• [Given request]: Convert every line of the material into a JSON list of strings, with one string per line and blank lines omitted.

• [Records of where elements appear]:
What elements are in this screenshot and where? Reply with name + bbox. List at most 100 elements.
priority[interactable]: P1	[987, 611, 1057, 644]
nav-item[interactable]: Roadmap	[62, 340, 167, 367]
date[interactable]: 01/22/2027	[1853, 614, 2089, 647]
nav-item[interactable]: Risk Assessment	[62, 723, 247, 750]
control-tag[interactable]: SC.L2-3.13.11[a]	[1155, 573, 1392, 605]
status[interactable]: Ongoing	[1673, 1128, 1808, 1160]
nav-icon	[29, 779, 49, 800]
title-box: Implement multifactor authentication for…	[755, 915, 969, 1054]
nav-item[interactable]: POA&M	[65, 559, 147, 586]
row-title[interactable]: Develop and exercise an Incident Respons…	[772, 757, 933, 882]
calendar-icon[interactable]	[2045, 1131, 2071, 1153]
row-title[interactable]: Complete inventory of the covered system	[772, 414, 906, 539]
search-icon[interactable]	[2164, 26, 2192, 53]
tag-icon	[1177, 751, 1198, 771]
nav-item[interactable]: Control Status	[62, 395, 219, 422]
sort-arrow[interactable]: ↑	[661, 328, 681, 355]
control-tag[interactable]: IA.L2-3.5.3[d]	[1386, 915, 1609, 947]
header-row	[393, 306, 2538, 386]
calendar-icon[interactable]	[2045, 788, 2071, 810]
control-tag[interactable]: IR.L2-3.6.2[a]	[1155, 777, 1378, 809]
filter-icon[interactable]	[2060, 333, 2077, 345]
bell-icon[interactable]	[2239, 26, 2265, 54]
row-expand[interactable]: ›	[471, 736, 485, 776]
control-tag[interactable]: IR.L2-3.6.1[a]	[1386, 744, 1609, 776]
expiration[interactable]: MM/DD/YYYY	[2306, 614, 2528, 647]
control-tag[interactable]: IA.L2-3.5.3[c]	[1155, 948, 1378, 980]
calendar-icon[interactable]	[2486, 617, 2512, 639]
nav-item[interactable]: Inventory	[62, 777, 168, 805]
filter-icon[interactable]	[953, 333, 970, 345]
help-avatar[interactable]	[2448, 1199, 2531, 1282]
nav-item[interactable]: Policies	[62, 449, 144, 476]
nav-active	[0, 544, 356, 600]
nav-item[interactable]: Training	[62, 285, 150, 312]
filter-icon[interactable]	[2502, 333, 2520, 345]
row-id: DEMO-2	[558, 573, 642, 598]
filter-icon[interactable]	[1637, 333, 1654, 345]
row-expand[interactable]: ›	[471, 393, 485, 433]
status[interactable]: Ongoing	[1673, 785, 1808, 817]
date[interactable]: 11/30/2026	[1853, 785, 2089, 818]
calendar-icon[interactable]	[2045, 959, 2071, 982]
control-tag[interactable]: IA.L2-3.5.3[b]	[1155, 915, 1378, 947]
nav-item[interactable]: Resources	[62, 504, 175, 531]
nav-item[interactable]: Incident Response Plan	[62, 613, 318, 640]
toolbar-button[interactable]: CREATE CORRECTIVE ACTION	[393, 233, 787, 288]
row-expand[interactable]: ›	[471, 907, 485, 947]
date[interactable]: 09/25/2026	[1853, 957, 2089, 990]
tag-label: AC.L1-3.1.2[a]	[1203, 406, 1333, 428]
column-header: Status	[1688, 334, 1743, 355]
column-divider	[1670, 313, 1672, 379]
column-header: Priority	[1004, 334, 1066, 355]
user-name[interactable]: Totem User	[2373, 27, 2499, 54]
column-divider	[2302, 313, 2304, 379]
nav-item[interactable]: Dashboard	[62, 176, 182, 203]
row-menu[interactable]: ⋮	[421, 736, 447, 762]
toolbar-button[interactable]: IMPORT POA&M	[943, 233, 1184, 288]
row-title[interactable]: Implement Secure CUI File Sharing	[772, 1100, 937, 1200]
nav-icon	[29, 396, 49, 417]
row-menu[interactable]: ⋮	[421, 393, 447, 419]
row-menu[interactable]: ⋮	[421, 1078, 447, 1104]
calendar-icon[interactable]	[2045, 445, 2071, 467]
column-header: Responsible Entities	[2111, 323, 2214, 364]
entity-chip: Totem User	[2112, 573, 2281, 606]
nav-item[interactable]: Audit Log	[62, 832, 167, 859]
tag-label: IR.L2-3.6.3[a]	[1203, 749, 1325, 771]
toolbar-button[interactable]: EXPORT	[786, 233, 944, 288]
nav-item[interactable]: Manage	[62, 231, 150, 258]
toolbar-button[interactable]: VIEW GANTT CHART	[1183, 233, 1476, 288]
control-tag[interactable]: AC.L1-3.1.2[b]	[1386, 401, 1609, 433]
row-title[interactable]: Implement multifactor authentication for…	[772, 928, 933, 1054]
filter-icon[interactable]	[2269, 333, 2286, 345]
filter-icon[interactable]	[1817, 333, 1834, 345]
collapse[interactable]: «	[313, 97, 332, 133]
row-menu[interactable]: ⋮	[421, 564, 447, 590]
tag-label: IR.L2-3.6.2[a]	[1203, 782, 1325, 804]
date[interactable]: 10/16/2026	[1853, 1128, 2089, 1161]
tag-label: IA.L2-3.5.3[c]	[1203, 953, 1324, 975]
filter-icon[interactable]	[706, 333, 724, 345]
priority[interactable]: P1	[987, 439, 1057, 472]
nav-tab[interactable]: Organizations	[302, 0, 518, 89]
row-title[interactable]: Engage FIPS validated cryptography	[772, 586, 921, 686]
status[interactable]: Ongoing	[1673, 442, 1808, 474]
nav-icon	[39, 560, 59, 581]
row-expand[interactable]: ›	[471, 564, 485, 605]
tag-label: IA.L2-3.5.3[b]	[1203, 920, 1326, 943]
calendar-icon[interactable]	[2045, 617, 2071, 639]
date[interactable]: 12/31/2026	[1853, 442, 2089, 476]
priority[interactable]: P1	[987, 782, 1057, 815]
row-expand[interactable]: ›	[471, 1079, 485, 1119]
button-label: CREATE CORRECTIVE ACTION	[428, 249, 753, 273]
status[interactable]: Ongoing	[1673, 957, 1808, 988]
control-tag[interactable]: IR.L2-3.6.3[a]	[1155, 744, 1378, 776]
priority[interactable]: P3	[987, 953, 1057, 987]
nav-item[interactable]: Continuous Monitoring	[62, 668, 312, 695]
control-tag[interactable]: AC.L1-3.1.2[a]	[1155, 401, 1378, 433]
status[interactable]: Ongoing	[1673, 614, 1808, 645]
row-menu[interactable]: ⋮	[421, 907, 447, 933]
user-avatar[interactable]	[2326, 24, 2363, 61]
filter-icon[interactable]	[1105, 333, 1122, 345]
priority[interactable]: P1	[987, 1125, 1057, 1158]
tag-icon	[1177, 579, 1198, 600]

• [Correct output]:
[
  "What elements are in this screenshot and where? Reply with name + bbox. List at most 100 elements.",
  "priority[interactable]: P1\t[987, 611, 1057, 644]",
  "nav-item[interactable]: Roadmap\t[62, 340, 167, 367]",
  "date[interactable]: 01/22/2027\t[1853, 614, 2089, 647]",
  "nav-item[interactable]: Risk Assessment\t[62, 723, 247, 750]",
  "control-tag[interactable]: SC.L2-3.13.11[a]\t[1155, 573, 1392, 605]",
  "status[interactable]: Ongoing\t[1673, 1128, 1808, 1160]",
  "nav-icon\t[29, 779, 49, 800]",
  "title-box: Implement multifactor authentication for…\t[755, 915, 969, 1054]",
  "nav-item[interactable]: POA&M\t[65, 559, 147, 586]",
  "row-title[interactable]: Develop and exercise an Incident Respons…\t[772, 757, 933, 882]",
  "calendar-icon[interactable]\t[2045, 1131, 2071, 1153]",
  "row-title[interactable]: Complete inventory of the covered system\t[772, 414, 906, 539]",
  "search-icon[interactable]\t[2164, 26, 2192, 53]",
  "tag-icon\t[1177, 751, 1198, 771]",
  "nav-item[interactable]: Control Status\t[62, 395, 219, 422]",
  "sort-arrow[interactable]: ↑\t[661, 328, 681, 355]",
  "control-tag[interactable]: IA.L2-3.5.3[d]\t[1386, 915, 1609, 947]",
  "header-row\t[393, 306, 2538, 386]",
  "calendar-icon[interactable]\t[2045, 788, 2071, 810]",
  "control-tag[interactable]: IR.L2-3.6.2[a]\t[1155, 777, 1378, 809]",
  "filter-icon[interactable]\t[2060, 333, 2077, 345]",
  "bell-icon[interactable]\t[2239, 26, 2265, 54]",
  "row-expand[interactable]: ›\t[471, 736, 485, 776]",
  "control-tag[interactable]: IR.L2-3.6.1[a]\t[1386, 744, 1609, 776]",
  "expiration[interactable]: MM/DD/YYYY\t[2306, 614, 2528, 647]",
  "control-tag[interactable]: IA.L2-3.5.3[c]\t[1155, 948, 1378, 980]",
  "calendar-icon[interactable]\t[2486, 617, 2512, 639]",
  "nav-item[interactable]: Inventory\t[62, 777, 168, 805]",
  "filter-icon[interactable]\t[953, 333, 970, 345]",
  "help-avatar[interactable]\t[2448, 1199, 2531, 1282]",
  "nav-item[interactable]: Policies\t[62, 449, 144, 476]",
  "nav-active\t[0, 544, 356, 600]",
  "nav-item[interactable]: Training\t[62, 285, 150, 312]",
  "filter-icon[interactable]\t[2502, 333, 2520, 345]",
  "row-id: DEMO-2\t[558, 573, 642, 598]",
  "filter-icon[interactable]\t[1637, 333, 1654, 345]",
  "row-expand[interactable]: ›\t[471, 393, 485, 433]",
  "status[interactable]: Ongoing\t[1673, 785, 1808, 817]",
  "date[interactable]: 11/30/2026\t[1853, 785, 2089, 818]",
  "calendar-icon[interactable]\t[2045, 959, 2071, 982]",
  "control-tag[interactable]: IA.L2-3.5.3[b]\t[1155, 915, 1378, 947]",
  "nav-item[interactable]: Resources\t[62, 504, 175, 531]",
  "nav-item[interactable]: Incident Response Plan\t[62, 613, 318, 640]",
  "toolbar-button[interactable]: CREATE CORRECTIVE ACTION\t[393, 233, 787, 288]",
  "row-expand[interactable]: ›\t[471, 907, 485, 947]",
  "date[interactable]: 09/25/2026\t[1853, 957, 2089, 990]",
  "tag-label: AC.L1-3.1.2[a]\t[1203, 406, 1333, 428]",
  "column-header: Status\t[1688, 334, 1743, 355]",
  "column-divider\t[1670, 313, 1672, 379]",
  "column-header: Priority\t[1004, 334, 1066, 355]",
  "user-name[interactable]: Totem User\t[2373, 27, 2499, 54]",
  "column-divider\t[2302, 313, 2304, 379]",
  "nav-item[interactable]: Dashboard\t[62, 176, 182, 203]",
  "row-menu[interactable]: ⋮\t[421, 736, 447, 762]",
  "toolbar-button[interactable]: IMPORT POA&M\t[943, 233, 1184, 288]",
  "row-title[interactable]: Implement Secure CUI File Sharing\t[772, 1100, 937, 1200]",
  "nav-icon\t[29, 396, 49, 417]",
  "row-menu[interactable]: ⋮\t[421, 393, 447, 419]",
  "row-menu[interactable]: ⋮\t[421, 1078, 447, 1104]",
  "calendar-icon[interactable]\t[2045, 445, 2071, 467]",
  "column-header: Responsible Entities\t[2111, 323, 2214, 364]",
  "entity-chip: Totem User\t[2112, 573, 2281, 606]",
  "nav-item[interactable]: Audit Log\t[62, 832, 167, 859]",
  "tag-label: IR.L2-3.6.3[a]\t[1203, 749, 1325, 771]",
  "toolbar-button[interactable]: EXPORT\t[786, 233, 944, 288]",
  "nav-item[interactable]: Manage\t[62, 231, 150, 258]",
  "toolbar-button[interactable]: VIEW GANTT CHART\t[1183, 233, 1476, 288]",
  "control-tag[interactable]: AC.L1-3.1.2[b]\t[1386, 401, 1609, 433]",
  "row-title[interactable]: Implement multifactor authentication for…\t[772, 928, 933, 1054]",
  "filter-icon[interactable]\t[2269, 333, 2286, 345]",
  "filter-icon[interactable]\t[1817, 333, 1834, 345]",
  "collapse[interactable]: «\t[313, 97, 332, 133]",
  "row-menu[interactable]: ⋮\t[421, 564, 447, 590]",
  "tag-label: IR.L2-3.6.2[a]\t[1203, 782, 1325, 804]",
  "date[interactable]: 10/16/2026\t[1853, 1128, 2089, 1161]",
  "tag-label: IA.L2-3.5.3[c]\t[1203, 953, 1324, 975]",
  "filter-icon[interactable]\t[706, 333, 724, 345]",
  "priority[interactable]: P1\t[987, 439, 1057, 472]",
  "nav-tab[interactable]: Organizations\t[302, 0, 518, 89]",
  "row-title[interactable]: Engage FIPS validated cryptography\t[772, 586, 921, 686]",
  "status[interactable]: Ongoing\t[1673, 442, 1808, 474]",
  "nav-icon\t[39, 560, 59, 581]",
  "row-expand[interactable]: ›\t[471, 564, 485, 605]",
  "tag-label: IA.L2-3.5.3[b]\t[1203, 920, 1326, 943]",
  "calendar-icon[interactable]\t[2045, 617, 2071, 639]",
  "date[interactable]: 12/31/2026\t[1853, 442, 2089, 476]",
  "priority[interactable]: P1\t[987, 782, 1057, 815]",
  "row-expand[interactable]: ›\t[471, 1079, 485, 1119]",
  "button-label: CREATE CORRECTIVE ACTION\t[428, 249, 753, 273]",
  "status[interactable]: Ongoing\t[1673, 957, 1808, 988]",
  "control-tag[interactable]: IR.L2-3.6.3[a]\t[1155, 744, 1378, 776]",
  "priority[interactable]: P3\t[987, 953, 1057, 987]",
  "nav-item[interactable]: Continuous Monitoring\t[62, 668, 312, 695]",
  "control-tag[interactable]: AC.L1-3.1.2[a]\t[1155, 401, 1378, 433]",
  "status[interactable]: Ongoing\t[1673, 614, 1808, 645]",
  "row-menu[interactable]: ⋮\t[421, 907, 447, 933]",
  "user-avatar[interactable]\t[2326, 24, 2363, 61]",
  "filter-icon[interactable]\t[1105, 333, 1122, 345]",
  "priority[interactable]: P1\t[987, 1125, 1057, 1158]",
  "tag-icon\t[1177, 579, 1198, 600]"
]